> [Stored data]
____________________

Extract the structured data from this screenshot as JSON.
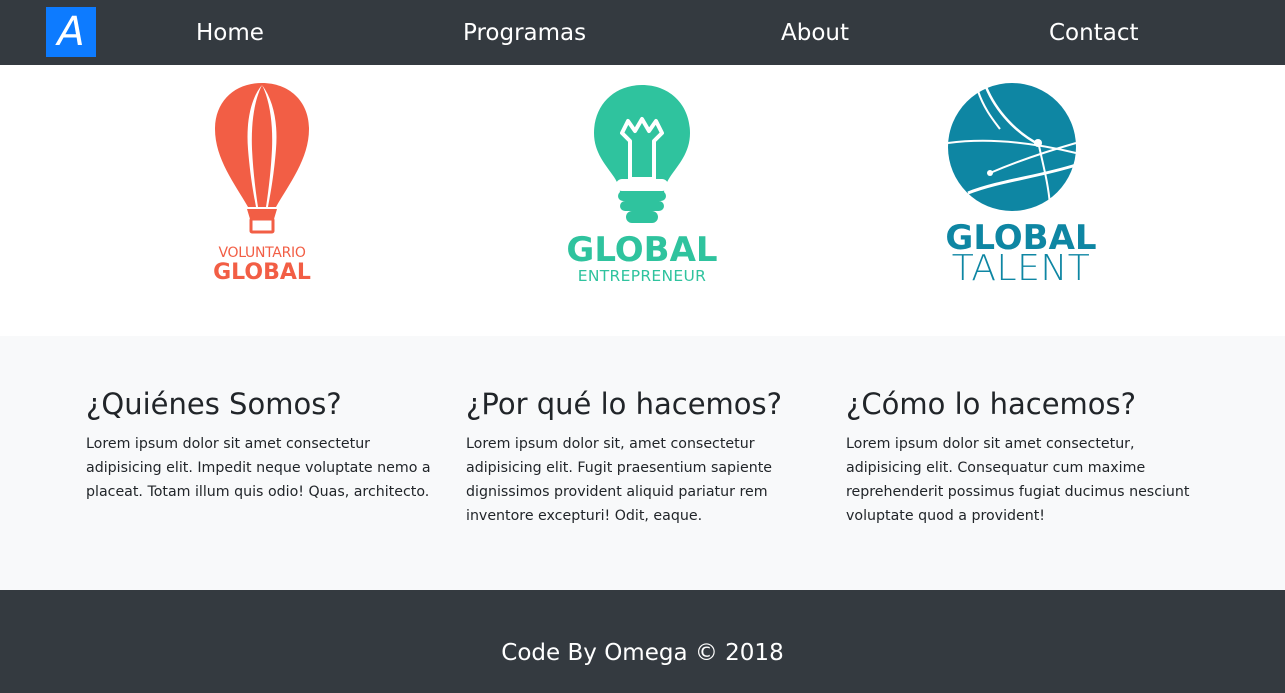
{
  "navbar": {
    "brand_letter": "A",
    "links": [
      "Home",
      "Programas",
      "About",
      "Contact"
    ]
  },
  "logos": [
    {
      "icon": "hot-air-balloon-icon",
      "line1": "VOLUNTARIO",
      "line2": "GLOBAL",
      "color": "#f25e45"
    },
    {
      "icon": "light-bulb-icon",
      "line1": "GLOBAL",
      "line2": "ENTREPRENEUR",
      "color": "#2fc39e"
    },
    {
      "icon": "globe-icon",
      "line1": "GLOBAL",
      "line2": "TALENT",
      "color": "#0e86a3"
    }
  ],
  "about": [
    {
      "title": "¿Quiénes Somos?",
      "text": "Lorem ipsum dolor sit amet consectetur adipisicing elit. Impedit neque voluptate nemo a placeat. Totam illum quis odio! Quas, architecto."
    },
    {
      "title": "¿Por qué lo hacemos?",
      "text": "Lorem ipsum dolor sit, amet consectetur adipisicing elit. Fugit praesentium sapiente dignissimos provident aliquid pariatur rem inventore excepturi! Odit, eaque."
    },
    {
      "title": "¿Cómo lo hacemos?",
      "text": "Lorem ipsum dolor sit amet consectetur, adipisicing elit. Consequatur cum maxime reprehenderit possimus fugiat ducimus nesciunt voluptate quod a provident!"
    }
  ],
  "footer": {
    "text": "Code By Omega © 2018"
  },
  "colors": {
    "navbar_bg": "#343a40",
    "brand_bg": "#0d7bff",
    "section_bg": "#f8f9fa"
  }
}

____________________

> [Goal of the exercise]
Return every line of the records exactly as given, pictures excluded.

> [Written answer]
Extract the structured data from this screenshot as JSON.
{
  "navbar": {
    "brand_letter": "A",
    "links": [
      "Home",
      "Programas",
      "About",
      "Contact"
    ]
  },
  "logos": [
    {
      "icon": "hot-air-balloon-icon",
      "line1": "VOLUNTARIO",
      "line2": "GLOBAL",
      "color": "#f25e45"
    },
    {
      "icon": "light-bulb-icon",
      "line1": "GLOBAL",
      "line2": "ENTREPRENEUR",
      "color": "#2fc39e"
    },
    {
      "icon": "globe-icon",
      "line1": "GLOBAL",
      "line2": "TALENT",
      "color": "#0e86a3"
    }
  ],
  "about": [
    {
      "title": "¿Quiénes Somos?",
      "text": "Lorem ipsum dolor sit amet consectetur adipisicing elit. Impedit neque voluptate nemo a placeat. Totam illum quis odio! Quas, architecto."
    },
    {
      "title": "¿Por qué lo hacemos?",
      "text": "Lorem ipsum dolor sit, amet consectetur adipisicing elit. Fugit praesentium sapiente dignissimos provident aliquid pariatur rem inventore excepturi! Odit, eaque."
    },
    {
      "title": "¿Cómo lo hacemos?",
      "text": "Lorem ipsum dolor sit amet consectetur, adipisicing elit. Consequatur cum maxime reprehenderit possimus fugiat ducimus nesciunt voluptate quod a provident!"
    }
  ],
  "footer": {
    "text": "Code By Omega © 2018"
  },
  "colors": {
    "navbar_bg": "#343a40",
    "brand_bg": "#0d7bff",
    "section_bg": "#f8f9fa"
  }
}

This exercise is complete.